I would like my son to have a better quality of life without having to check his blood sugar so many times a day, which makes his fingers hurt. And the insulin injections are already starting to hurt the parts where he has bumps.

He plays baseball and the doctor doesn’t recommend the insulin pump, plus we don’t have that kind of money to buy one. My son is a very clever pre-teen and knows there are alternatives but financially we can’t afford them. Would a pancreas surgery would be suitable for him or islet cell transplant? Is there any way we can have any kind of help from an organization to donate a pump?

He is very concerned about his life and we as parents as well. Please give us some advise since here in Puerto Rico diabetes is not yet very well managed by physicians not specialized in this field. The last time he was in the hospital he was given a dextrose IV instead of saline one — thank God I knew that dextrose could have brought him into coma and they change it.

Answer:

From: DTeam Staff

I wonder if what is really concerning your son is not so much the discomforts of blood sugar testing and insulin injections as having his peers know that he is diabetic. This is a possibility that you might talk to his doctor about. Aside from that, whole pancreas transplants have not been done in children for diabetes and islet cell transplants have the present disadvantage that each transplant takes two donors and at present it involves a lifetime commitment to immunosuppressive drugs. If your son listens to the news on the TV at all he might last week have heard of a very interesting development in which the injection of spleen cells had induced both the remission of the autoimmune process as well; as regeneration of islet cells. At present this holds only for the mouse; but if he can be patient it may quite soon be proved in humans.

__TASK TO CARRY OUT__: Please resume the diabetes question-and-answer text above, carrying on from its final sentence.

__Document layout detection data__:

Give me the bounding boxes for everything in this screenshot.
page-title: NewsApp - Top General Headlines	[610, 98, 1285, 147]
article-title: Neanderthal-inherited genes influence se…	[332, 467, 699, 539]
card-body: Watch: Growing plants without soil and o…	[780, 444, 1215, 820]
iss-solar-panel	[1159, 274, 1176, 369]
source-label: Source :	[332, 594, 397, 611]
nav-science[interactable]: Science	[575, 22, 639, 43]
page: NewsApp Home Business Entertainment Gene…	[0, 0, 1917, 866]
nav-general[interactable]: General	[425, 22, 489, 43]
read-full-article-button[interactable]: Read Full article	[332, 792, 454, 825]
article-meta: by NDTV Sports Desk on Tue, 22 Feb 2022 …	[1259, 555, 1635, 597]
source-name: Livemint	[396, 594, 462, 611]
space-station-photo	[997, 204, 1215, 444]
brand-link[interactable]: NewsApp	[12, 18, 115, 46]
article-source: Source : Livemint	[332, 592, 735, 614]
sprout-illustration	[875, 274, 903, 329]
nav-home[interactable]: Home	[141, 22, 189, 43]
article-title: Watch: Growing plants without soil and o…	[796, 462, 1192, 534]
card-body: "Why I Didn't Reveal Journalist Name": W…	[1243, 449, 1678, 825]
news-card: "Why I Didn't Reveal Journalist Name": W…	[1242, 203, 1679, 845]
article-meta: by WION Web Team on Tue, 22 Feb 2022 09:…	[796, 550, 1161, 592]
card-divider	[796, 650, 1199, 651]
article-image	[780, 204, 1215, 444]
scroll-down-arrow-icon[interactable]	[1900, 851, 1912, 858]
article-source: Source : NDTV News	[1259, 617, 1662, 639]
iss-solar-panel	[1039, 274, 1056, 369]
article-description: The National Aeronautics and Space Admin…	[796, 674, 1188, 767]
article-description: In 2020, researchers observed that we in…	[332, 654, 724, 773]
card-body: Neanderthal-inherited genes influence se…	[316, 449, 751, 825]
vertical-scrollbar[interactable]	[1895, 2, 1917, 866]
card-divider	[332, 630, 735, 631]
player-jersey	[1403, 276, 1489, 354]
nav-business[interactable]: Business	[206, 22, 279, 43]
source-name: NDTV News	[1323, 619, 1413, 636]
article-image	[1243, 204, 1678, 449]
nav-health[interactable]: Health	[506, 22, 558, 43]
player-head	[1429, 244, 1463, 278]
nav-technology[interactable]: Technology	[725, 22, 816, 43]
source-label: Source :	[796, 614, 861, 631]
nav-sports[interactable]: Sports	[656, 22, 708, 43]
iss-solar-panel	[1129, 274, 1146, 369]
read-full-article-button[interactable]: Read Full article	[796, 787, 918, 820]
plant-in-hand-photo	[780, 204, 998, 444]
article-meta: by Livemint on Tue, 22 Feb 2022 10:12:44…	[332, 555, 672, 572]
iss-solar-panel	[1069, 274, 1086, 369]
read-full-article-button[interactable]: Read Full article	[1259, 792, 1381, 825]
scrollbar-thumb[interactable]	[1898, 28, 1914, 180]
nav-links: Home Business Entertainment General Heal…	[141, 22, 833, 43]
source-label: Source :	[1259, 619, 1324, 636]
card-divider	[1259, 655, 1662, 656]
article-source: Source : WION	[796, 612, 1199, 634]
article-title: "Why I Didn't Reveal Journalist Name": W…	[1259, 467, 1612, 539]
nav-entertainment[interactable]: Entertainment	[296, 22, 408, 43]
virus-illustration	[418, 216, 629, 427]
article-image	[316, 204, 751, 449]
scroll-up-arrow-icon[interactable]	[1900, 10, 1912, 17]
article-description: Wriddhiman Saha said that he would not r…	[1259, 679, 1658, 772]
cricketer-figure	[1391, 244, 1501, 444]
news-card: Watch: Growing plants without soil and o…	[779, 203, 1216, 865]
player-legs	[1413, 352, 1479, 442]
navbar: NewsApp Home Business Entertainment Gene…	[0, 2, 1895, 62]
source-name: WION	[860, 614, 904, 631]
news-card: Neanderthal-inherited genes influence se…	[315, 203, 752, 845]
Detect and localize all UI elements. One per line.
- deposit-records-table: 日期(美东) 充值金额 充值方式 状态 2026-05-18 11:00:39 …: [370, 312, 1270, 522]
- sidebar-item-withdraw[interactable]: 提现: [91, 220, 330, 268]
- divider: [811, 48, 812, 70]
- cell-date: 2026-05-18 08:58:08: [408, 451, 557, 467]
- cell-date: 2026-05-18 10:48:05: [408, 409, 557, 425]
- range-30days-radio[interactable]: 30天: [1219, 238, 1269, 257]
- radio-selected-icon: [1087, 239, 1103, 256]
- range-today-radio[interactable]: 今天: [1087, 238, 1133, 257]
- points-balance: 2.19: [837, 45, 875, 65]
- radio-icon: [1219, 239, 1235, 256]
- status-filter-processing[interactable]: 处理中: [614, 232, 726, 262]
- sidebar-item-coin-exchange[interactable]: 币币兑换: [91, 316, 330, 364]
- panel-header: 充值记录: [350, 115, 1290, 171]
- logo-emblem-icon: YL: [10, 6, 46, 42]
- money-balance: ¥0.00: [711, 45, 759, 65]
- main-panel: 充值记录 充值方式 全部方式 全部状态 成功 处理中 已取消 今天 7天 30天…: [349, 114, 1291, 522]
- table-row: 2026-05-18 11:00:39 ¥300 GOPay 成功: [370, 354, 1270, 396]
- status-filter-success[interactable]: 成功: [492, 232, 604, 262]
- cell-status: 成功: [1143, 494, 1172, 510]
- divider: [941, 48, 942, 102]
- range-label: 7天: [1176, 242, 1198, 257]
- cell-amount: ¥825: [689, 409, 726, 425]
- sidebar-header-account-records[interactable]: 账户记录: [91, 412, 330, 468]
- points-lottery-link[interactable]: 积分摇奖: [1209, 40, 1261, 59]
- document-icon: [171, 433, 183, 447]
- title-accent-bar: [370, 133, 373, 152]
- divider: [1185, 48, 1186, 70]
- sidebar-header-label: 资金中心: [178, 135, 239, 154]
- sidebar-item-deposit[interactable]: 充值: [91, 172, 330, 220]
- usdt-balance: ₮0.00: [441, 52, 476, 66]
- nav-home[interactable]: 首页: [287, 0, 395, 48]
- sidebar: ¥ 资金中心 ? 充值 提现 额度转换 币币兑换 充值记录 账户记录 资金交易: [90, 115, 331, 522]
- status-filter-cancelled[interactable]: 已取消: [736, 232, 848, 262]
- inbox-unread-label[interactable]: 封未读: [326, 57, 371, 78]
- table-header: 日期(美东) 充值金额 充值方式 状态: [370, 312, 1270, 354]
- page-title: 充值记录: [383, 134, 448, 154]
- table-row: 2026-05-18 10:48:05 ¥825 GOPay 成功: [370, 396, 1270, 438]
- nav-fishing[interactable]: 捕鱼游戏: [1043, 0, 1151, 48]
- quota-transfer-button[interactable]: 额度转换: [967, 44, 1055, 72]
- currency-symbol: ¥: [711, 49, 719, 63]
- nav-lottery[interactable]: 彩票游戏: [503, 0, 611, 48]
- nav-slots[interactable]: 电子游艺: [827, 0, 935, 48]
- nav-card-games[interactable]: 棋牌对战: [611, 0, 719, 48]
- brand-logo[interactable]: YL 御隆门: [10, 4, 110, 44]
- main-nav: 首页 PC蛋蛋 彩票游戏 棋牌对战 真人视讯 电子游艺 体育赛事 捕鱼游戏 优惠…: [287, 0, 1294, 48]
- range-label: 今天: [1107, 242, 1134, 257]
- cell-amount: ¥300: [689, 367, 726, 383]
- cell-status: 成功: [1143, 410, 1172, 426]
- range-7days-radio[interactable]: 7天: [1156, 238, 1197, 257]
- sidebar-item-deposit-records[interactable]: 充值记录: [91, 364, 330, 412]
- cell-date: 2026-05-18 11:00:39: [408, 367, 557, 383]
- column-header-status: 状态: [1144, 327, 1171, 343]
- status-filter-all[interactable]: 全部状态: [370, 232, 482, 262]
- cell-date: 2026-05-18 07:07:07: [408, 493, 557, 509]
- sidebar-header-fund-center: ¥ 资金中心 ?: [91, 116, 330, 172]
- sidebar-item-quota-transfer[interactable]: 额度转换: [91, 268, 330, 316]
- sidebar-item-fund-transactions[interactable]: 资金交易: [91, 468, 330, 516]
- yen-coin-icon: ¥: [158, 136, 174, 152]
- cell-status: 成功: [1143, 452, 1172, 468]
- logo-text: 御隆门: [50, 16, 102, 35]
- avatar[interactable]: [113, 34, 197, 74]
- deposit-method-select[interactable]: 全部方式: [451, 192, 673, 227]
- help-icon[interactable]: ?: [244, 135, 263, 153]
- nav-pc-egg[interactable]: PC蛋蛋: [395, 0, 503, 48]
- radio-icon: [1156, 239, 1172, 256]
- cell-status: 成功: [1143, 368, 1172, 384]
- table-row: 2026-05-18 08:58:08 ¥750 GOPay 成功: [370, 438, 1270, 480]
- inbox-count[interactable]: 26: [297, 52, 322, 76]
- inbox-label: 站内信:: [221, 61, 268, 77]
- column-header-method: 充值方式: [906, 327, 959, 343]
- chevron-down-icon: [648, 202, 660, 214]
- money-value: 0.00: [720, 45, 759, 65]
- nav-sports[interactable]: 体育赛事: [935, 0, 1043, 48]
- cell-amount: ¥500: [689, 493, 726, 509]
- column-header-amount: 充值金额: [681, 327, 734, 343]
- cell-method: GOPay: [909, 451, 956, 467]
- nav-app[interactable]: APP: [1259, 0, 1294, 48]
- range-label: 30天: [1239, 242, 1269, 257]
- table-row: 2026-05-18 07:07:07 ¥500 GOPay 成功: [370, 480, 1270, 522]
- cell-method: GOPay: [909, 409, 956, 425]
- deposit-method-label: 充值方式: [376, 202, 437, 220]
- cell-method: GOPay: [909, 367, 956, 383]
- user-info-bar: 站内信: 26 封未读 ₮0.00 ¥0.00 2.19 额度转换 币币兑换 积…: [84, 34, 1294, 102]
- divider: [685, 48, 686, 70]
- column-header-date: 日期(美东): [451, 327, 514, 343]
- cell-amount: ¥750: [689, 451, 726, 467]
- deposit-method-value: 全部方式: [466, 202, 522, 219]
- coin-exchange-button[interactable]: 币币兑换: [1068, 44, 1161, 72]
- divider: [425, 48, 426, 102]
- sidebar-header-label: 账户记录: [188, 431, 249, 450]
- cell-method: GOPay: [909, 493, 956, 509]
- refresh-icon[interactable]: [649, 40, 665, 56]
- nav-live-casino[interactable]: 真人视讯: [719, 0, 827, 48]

__YOUR RESPONSE__:
A lot of progress is being made in developing non invasive ways of monitoring blood sugars and with almost painless blood sugar monitors that use very small amounts of blood from the forearm, such as from TheraSense.

I do understand that these advances can be expensive: but ultrafine syringes and needles as well as some of the new monitoring devices are often covered by insurance and you should ask about this. Pumps can be a mixed blessing in a very active boy and you may, at least at the beginning, need quite a lot of support from your medical group.

Teenagers aren’t interested in patience; but I really do feel that there will be big advances in overcoming the discomforts of control and if you ever read how cases were managed even fifty years ago you have to acknowledge a great deal of progress.